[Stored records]
***

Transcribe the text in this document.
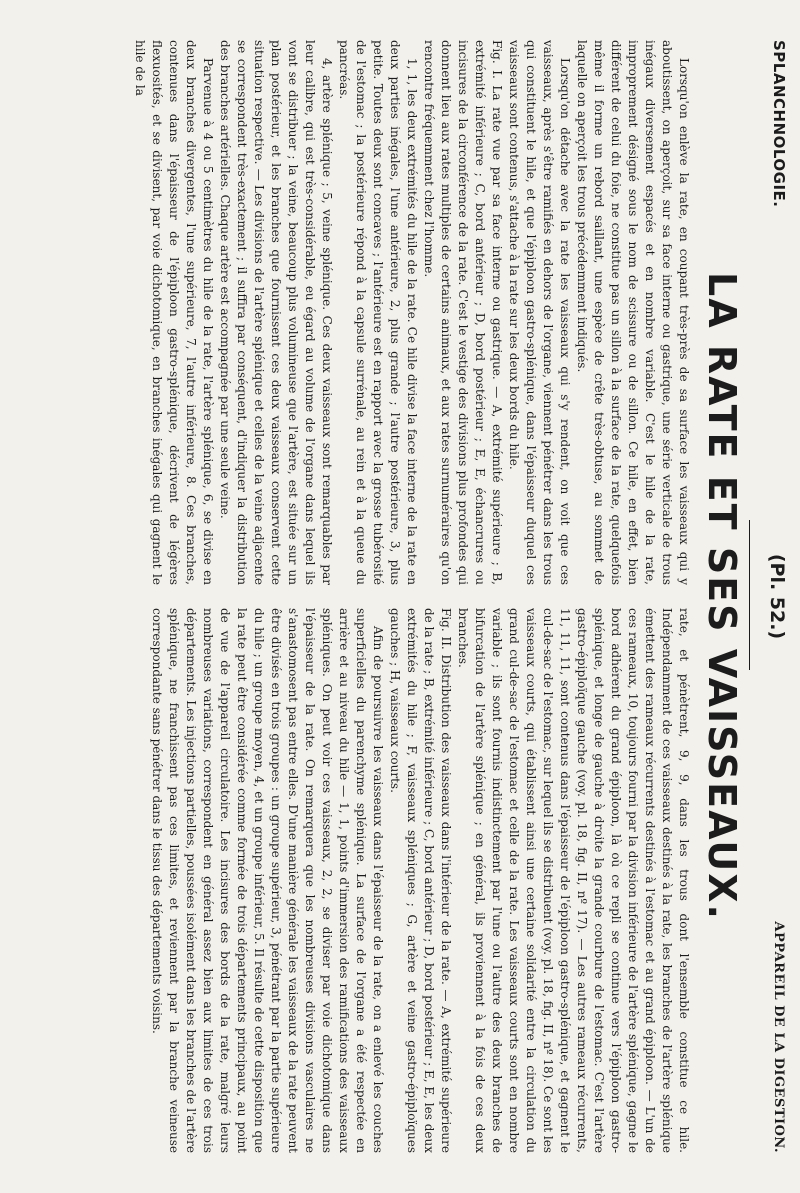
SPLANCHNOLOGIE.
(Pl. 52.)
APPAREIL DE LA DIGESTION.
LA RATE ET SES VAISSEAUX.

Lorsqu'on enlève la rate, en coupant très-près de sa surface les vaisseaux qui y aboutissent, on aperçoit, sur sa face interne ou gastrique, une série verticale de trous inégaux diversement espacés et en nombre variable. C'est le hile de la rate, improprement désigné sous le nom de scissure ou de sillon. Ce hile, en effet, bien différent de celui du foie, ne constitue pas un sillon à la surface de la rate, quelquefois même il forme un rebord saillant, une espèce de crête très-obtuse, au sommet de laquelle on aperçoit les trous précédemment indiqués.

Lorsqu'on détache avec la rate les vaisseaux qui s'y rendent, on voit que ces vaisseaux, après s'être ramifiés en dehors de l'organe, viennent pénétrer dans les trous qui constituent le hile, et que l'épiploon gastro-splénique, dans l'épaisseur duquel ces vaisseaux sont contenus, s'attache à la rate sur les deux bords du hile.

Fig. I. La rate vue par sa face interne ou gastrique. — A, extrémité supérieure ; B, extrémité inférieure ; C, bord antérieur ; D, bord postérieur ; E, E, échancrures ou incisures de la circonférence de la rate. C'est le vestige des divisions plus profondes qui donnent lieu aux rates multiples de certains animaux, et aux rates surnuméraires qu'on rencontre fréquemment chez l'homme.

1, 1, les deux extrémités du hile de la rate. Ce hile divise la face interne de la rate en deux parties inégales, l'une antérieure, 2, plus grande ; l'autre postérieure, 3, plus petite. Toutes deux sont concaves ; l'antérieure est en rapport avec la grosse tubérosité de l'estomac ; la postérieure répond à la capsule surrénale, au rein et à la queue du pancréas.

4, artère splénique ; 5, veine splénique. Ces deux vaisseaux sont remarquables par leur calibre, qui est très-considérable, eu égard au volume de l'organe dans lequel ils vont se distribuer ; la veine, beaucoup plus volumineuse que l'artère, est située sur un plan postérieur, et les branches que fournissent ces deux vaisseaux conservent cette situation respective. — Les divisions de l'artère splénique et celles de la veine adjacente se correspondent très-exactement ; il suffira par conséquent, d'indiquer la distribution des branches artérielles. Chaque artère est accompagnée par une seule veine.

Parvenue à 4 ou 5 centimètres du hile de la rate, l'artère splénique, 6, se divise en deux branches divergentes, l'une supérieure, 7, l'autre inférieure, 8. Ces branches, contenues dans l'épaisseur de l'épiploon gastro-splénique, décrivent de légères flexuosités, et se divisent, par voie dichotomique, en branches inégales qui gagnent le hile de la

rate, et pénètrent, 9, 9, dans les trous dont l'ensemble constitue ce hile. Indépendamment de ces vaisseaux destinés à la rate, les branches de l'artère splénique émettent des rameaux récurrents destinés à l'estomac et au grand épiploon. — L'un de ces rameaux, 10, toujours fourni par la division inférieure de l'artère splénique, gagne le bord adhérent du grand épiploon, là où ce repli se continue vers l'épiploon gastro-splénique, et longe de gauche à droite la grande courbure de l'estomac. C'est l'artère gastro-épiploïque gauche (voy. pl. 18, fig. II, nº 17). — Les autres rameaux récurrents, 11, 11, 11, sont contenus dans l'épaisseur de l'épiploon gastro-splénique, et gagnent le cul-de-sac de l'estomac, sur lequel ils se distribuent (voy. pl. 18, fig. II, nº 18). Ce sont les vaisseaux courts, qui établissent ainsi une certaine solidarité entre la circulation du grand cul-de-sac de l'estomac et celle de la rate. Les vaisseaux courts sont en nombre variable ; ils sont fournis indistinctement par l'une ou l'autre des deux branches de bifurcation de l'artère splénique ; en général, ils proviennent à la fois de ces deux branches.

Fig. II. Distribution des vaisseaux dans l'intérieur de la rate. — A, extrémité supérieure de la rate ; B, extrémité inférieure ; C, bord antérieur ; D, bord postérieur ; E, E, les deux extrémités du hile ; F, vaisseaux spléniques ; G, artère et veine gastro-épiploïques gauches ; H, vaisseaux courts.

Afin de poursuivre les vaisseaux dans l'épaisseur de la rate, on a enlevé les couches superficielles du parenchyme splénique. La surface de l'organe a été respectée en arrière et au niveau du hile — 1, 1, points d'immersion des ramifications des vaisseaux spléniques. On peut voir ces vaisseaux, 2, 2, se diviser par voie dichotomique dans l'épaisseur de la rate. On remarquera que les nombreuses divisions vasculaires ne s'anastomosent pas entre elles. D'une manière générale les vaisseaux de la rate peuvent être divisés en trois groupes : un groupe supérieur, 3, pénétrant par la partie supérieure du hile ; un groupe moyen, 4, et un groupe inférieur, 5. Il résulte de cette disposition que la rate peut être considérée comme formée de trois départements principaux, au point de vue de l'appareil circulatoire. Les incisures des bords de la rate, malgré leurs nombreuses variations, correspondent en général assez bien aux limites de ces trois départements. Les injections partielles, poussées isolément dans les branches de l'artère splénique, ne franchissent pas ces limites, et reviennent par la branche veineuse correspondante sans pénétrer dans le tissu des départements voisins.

***

- [Task instructions]:
Copy each line of the records containing the string "inégales".

- [Task response]:
1, 1, les deux extrémités du hile de la rate. Ce hile divise la face interne de la rate en deux parties inégales, l'une antérieure, 2, plus grande ; l'autre postérieure, 3, plus petite. Toutes deux sont concaves ; l'antérieure est en rapport avec la grosse tubérosité de l'estomac ; la postérieure répond à la capsule surrénale, au rein et à la queue du pancréas.
Parvenue à 4 ou 5 centimètres du hile de la rate, l'artère splénique, 6, se divise en deux branches divergentes, l'une supérieure, 7, l'autre inférieure, 8. Ces branches, contenues dans l'épaisseur de l'épiploon gastro-splénique, décrivent de légères flexuosités, et se divisent, par voie dichotomique, en branches inégales qui gagnent le hile de la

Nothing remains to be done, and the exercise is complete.